• _EXERCISE OBJECTIVE_
Exclude the pictures and reproduce the remaining data exactly as written.

• _GIVEN RECORDS_
=====
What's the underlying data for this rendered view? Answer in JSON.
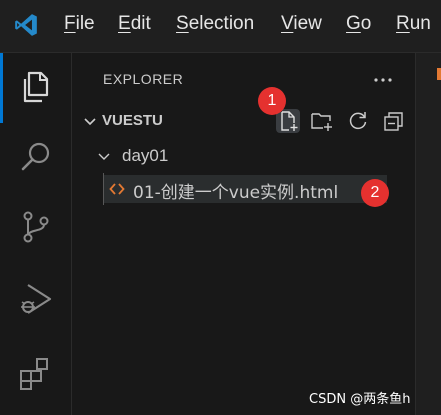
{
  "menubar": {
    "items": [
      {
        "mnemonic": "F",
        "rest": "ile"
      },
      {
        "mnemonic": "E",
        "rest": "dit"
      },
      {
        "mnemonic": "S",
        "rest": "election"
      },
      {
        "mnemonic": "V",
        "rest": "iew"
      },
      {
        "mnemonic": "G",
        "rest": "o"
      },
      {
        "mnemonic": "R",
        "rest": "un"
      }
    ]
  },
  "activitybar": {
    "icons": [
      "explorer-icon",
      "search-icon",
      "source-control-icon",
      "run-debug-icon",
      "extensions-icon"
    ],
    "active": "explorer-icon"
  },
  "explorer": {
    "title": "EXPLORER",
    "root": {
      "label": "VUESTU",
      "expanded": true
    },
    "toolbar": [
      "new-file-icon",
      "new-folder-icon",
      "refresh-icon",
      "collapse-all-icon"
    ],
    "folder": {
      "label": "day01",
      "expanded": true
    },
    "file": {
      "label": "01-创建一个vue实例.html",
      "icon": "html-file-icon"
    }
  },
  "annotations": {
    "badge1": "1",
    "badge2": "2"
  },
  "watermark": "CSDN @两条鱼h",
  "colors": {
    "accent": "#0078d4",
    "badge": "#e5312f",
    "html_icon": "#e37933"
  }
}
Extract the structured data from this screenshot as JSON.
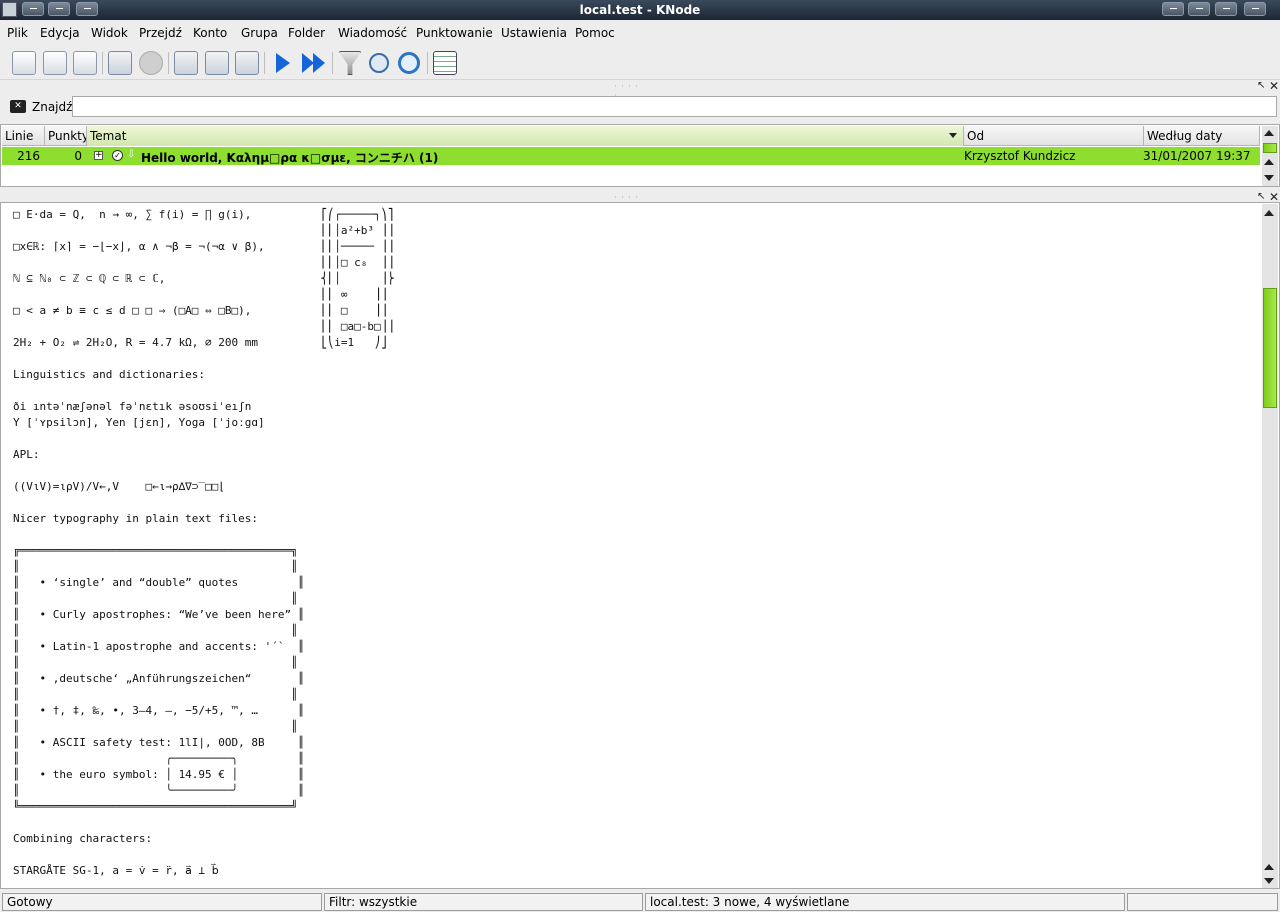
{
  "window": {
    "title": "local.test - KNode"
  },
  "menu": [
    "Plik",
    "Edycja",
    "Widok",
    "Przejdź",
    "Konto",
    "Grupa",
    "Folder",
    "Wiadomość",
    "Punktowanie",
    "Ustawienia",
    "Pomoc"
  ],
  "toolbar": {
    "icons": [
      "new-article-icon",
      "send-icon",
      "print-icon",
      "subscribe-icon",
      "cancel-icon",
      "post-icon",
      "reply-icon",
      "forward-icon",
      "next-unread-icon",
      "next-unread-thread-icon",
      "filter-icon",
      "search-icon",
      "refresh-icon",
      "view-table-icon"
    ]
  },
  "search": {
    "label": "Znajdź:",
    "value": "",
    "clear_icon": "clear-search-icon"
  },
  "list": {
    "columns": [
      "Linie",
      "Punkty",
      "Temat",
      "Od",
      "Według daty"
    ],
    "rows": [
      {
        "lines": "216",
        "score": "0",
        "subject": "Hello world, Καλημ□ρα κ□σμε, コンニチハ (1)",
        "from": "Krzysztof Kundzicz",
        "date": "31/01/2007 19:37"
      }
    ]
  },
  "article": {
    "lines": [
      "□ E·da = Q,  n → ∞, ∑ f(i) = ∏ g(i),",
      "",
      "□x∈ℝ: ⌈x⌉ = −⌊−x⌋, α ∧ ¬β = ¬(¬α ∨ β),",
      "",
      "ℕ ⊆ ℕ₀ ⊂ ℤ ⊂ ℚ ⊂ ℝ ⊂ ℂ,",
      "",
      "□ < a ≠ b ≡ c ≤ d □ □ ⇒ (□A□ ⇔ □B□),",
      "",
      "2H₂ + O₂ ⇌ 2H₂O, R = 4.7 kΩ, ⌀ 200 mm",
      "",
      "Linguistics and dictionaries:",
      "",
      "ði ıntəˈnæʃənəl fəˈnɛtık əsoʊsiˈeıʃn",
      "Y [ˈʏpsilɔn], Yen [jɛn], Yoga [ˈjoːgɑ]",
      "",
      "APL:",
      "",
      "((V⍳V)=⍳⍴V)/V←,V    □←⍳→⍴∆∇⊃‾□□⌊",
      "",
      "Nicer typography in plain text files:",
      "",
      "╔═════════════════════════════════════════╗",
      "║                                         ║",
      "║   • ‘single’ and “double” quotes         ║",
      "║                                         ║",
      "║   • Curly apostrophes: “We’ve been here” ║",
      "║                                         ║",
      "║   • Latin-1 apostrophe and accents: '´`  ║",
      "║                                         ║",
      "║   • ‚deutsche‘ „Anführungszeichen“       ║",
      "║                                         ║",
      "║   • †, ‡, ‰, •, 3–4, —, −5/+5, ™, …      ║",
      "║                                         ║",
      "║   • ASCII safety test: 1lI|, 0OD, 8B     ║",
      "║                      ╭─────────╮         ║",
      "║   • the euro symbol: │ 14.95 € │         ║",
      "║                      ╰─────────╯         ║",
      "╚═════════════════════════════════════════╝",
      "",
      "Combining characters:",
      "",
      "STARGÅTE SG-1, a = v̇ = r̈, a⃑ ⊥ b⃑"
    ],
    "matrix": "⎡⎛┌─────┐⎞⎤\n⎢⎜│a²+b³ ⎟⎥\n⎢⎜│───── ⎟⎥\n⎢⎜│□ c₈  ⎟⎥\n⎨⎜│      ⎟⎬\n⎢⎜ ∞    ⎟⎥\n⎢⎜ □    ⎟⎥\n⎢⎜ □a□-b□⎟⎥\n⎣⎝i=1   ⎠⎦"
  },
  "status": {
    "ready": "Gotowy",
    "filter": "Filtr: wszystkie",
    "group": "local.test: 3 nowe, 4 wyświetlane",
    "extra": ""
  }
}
=====
• _THE RESULT_
What's the underlying data for this rendered view? Answer in JSON.
{
  "menubar": {
    "items": [
      {
        "mnemonic": "F",
        "rest": "ile"
      },
      {
        "mnemonic": "E",
        "rest": "dit"
      },
      {
        "mnemonic": "S",
        "rest": "election"
      },
      {
        "mnemonic": "V",
        "rest": "iew"
      },
      {
        "mnemonic": "G",
        "rest": "o"
      },
      {
        "mnemonic": "R",
        "rest": "un"
      }
    ]
  },
  "activitybar": {
    "icons": [
      "explorer-icon",
      "search-icon",
      "source-control-icon",
      "run-debug-icon",
      "extensions-icon"
    ],
    "active": "explorer-icon"
  },
  "explorer": {
    "title": "EXPLORER",
    "root": {
      "label": "VUESTU",
      "expanded": true
    },
    "toolbar": [
      "new-file-icon",
      "new-folder-icon",
      "refresh-icon",
      "collapse-all-icon"
    ],
    "folder": {
      "label": "day01",
      "expanded": true
    },
    "file": {
      "label": "01-创建一个vue实例.html",
      "icon": "html-file-icon"
    }
  },
  "annotations": {
    "badge1": "1",
    "badge2": "2"
  },
  "watermark": "CSDN @两条鱼h",
  "colors": {
    "accent": "#0078d4",
    "badge": "#e5312f",
    "html_icon": "#e37933"
  }
}
Extract the structured data from this screenshot as JSON.
{
  "window": {
    "title": "local.test - KNode"
  },
  "menu": [
    "Plik",
    "Edycja",
    "Widok",
    "Przejdź",
    "Konto",
    "Grupa",
    "Folder",
    "Wiadomość",
    "Punktowanie",
    "Ustawienia",
    "Pomoc"
  ],
  "toolbar": {
    "icons": [
      "new-article-icon",
      "send-icon",
      "print-icon",
      "subscribe-icon",
      "cancel-icon",
      "post-icon",
      "reply-icon",
      "forward-icon",
      "next-unread-icon",
      "next-unread-thread-icon",
      "filter-icon",
      "search-icon",
      "refresh-icon",
      "view-table-icon"
    ]
  },
  "search": {
    "label": "Znajdź:",
    "value": "",
    "clear_icon": "clear-search-icon"
  },
  "list": {
    "columns": [
      "Linie",
      "Punkty",
      "Temat",
      "Od",
      "Według daty"
    ],
    "rows": [
      {
        "lines": "216",
        "score": "0",
        "subject": "Hello world, Καλημ□ρα κ□σμε, コンニチハ (1)",
        "from": "Krzysztof Kundzicz",
        "date": "31/01/2007 19:37"
      }
    ]
  },
  "article": {
    "lines": [
      "□ E·da = Q,  n → ∞, ∑ f(i) = ∏ g(i),",
      "",
      "□x∈ℝ: ⌈x⌉ = −⌊−x⌋, α ∧ ¬β = ¬(¬α ∨ β),",
      "",
      "ℕ ⊆ ℕ₀ ⊂ ℤ ⊂ ℚ ⊂ ℝ ⊂ ℂ,",
      "",
      "□ < a ≠ b ≡ c ≤ d □ □ ⇒ (□A□ ⇔ □B□),",
      "",
      "2H₂ + O₂ ⇌ 2H₂O, R = 4.7 kΩ, ⌀ 200 mm",
      "",
      "Linguistics and dictionaries:",
      "",
      "ði ıntəˈnæʃənəl fəˈnɛtık əsoʊsiˈeıʃn",
      "Y [ˈʏpsilɔn], Yen [jɛn], Yoga [ˈjoːgɑ]",
      "",
      "APL:",
      "",
      "((V⍳V)=⍳⍴V)/V←,V    □←⍳→⍴∆∇⊃‾□□⌊",
      "",
      "Nicer typography in plain text files:",
      "",
      "╔═════════════════════════════════════════╗",
      "║                                         ║",
      "║   • ‘single’ and “double” quotes         ║",
      "║                                         ║",
      "║   • Curly apostrophes: “We’ve been here” ║",
      "║                                         ║",
      "║   • Latin-1 apostrophe and accents: '´`  ║",
      "║                                         ║",
      "║   • ‚deutsche‘ „Anführungszeichen“       ║",
      "║                                         ║",
      "║   • †, ‡, ‰, •, 3–4, —, −5/+5, ™, …      ║",
      "║                                         ║",
      "║   • ASCII safety test: 1lI|, 0OD, 8B     ║",
      "║                      ╭─────────╮         ║",
      "║   • the euro symbol: │ 14.95 € │         ║",
      "║                      ╰─────────╯         ║",
      "╚═════════════════════════════════════════╝",
      "",
      "Combining characters:",
      "",
      "STARGÅTE SG-1, a = v̇ = r̈, a⃑ ⊥ b⃑"
    ],
    "matrix": "⎡⎛┌─────┐⎞⎤\n⎢⎜│a²+b³ ⎟⎥\n⎢⎜│───── ⎟⎥\n⎢⎜│□ c₈  ⎟⎥\n⎨⎜│      ⎟⎬\n⎢⎜ ∞    ⎟⎥\n⎢⎜ □    ⎟⎥\n⎢⎜ □a□-b□⎟⎥\n⎣⎝i=1   ⎠⎦"
  },
  "status": {
    "ready": "Gotowy",
    "filter": "Filtr: wszystkie",
    "group": "local.test: 3 nowe, 4 wyświetlane",
    "extra": ""
  }
}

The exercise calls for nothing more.